**Exercise details**
Return the entries below in their exact form, leaving the pictures out.

☆ ☆ ☆

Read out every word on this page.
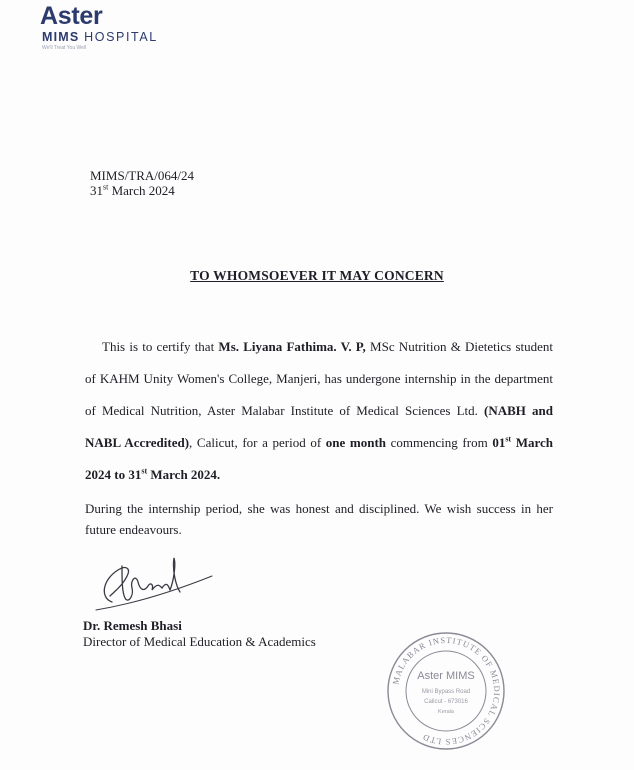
Aster
MIMS HOSPITAL
We'll Treat You Well
MIMS/TRA/064/24
31st March 2024
TO WHOMSOEVER IT MAY CONCERN
This is to certify that Ms. Liyana Fathima. V. P, MSc Nutrition & Dietetics student of KAHM Unity Women's College, Manjeri, has undergone internship in the department of Medical Nutrition, Aster Malabar Institute of Medical Sciences Ltd. (NABH and NABL Accredited), Calicut, for a period of one month commencing from 01st March 2024 to 31st March 2024.
During the internship period, she was honest and disciplined. We wish success in her future endeavours.
Dr. Remesh Bhasi
Director of Medical Education & Academics
MALABAR INSTITUTE OF MEDICAL SCIENCES LTD
Aster MIMS
Mini Bypass Road
Calicut - 673016
Kerala
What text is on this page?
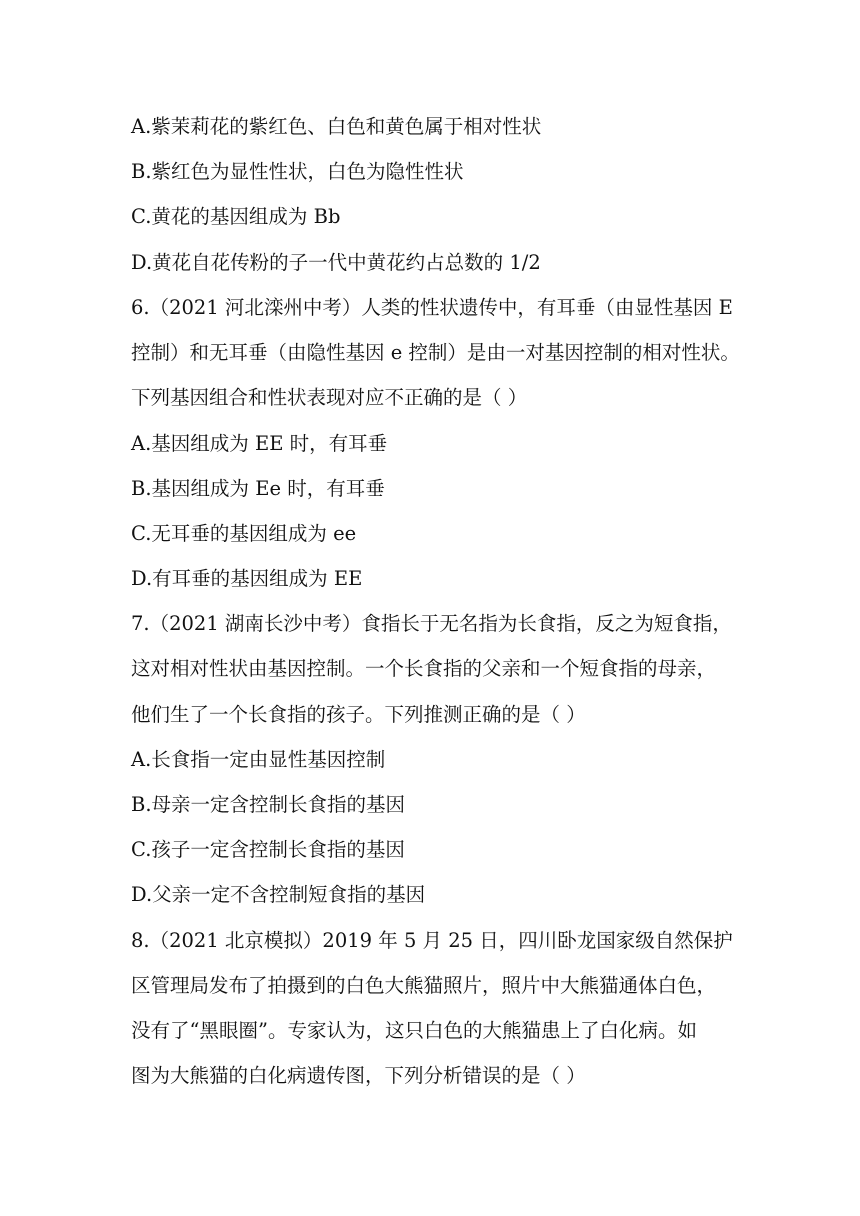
A.紫茉莉花的紫红色、白色和黄色属于相对性状
B.紫红色为显性性状，白色为隐性性状
C.黄花的基因组成为 Bb
D.黄花自花传粉的子一代中黄花约占总数的 1/2
6.（2021 河北滦州中考）人类的性状遗传中，有耳垂（由显性基因 E
控制）和无耳垂（由隐性基因 e 控制）是由一对基因控制的相对性状。
下列基因组合和性状表现对应不正确的是（ ）
A.基因组成为 EE 时，有耳垂
B.基因组成为 Ee 时，有耳垂
C.无耳垂的基因组成为 ee
D.有耳垂的基因组成为 EE
7.（2021 湖南长沙中考）食指长于无名指为长食指，反之为短食指，
这对相对性状由基因控制。一个长食指的父亲和一个短食指的母亲，
他们生了一个长食指的孩子。下列推测正确的是（ ）
A.长食指一定由显性基因控制
B.母亲一定含控制长食指的基因
C.孩子一定含控制长食指的基因
D.父亲一定不含控制短食指的基因
8.（2021 北京模拟）2019 年 5 月 25 日，四川卧龙国家级自然保护
区管理局发布了拍摄到的白色大熊猫照片，照片中大熊猫通体白色，
没有了“黑眼圈”。专家认为，这只白色的大熊猫患上了白化病。如
图为大熊猫的白化病遗传图，下列分析错误的是（ ）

☆ ☆ ☆

**Solution to this task**
Read out every word on this page.
Aster
MIMS HOSPITAL
We'll Treat You Well
MIMS/TRA/064/24
31st March 2024
TO WHOMSOEVER IT MAY CONCERN
This is to certify that Ms. Liyana Fathima. V. P, MSc Nutrition & Dietetics student of KAHM Unity Women's College, Manjeri, has undergone internship in the department of Medical Nutrition, Aster Malabar Institute of Medical Sciences Ltd. (NABH and NABL Accredited), Calicut, for a period of one month commencing from 01st March 2024 to 31st March 2024.
During the internship period, she was honest and disciplined. We wish success in her future endeavours.
Dr. Remesh Bhasi
Director of Medical Education & Academics
MALABAR INSTITUTE OF MEDICAL SCIENCES LTD
Aster MIMS
Mini Bypass Road
Calicut - 673016
Kerala
What text is on this page?
A.紫茉莉花的紫红色、白色和黄色属于相对性状
B.紫红色为显性性状，白色为隐性性状
C.黄花的基因组成为 Bb
D.黄花自花传粉的子一代中黄花约占总数的 1/2
6.（2021 河北滦州中考）人类的性状遗传中，有耳垂（由显性基因 E
控制）和无耳垂（由隐性基因 e 控制）是由一对基因控制的相对性状。
下列基因组合和性状表现对应不正确的是（ ）
A.基因组成为 EE 时，有耳垂
B.基因组成为 Ee 时，有耳垂
C.无耳垂的基因组成为 ee
D.有耳垂的基因组成为 EE
7.（2021 湖南长沙中考）食指长于无名指为长食指，反之为短食指，
这对相对性状由基因控制。一个长食指的父亲和一个短食指的母亲，
他们生了一个长食指的孩子。下列推测正确的是（ ）
A.长食指一定由显性基因控制
B.母亲一定含控制长食指的基因
C.孩子一定含控制长食指的基因
D.父亲一定不含控制短食指的基因
8.（2021 北京模拟）2019 年 5 月 25 日，四川卧龙国家级自然保护
区管理局发布了拍摄到的白色大熊猫照片，照片中大熊猫通体白色，
没有了“黑眼圈”。专家认为，这只白色的大熊猫患上了白化病。如
图为大熊猫的白化病遗传图，下列分析错误的是（ ）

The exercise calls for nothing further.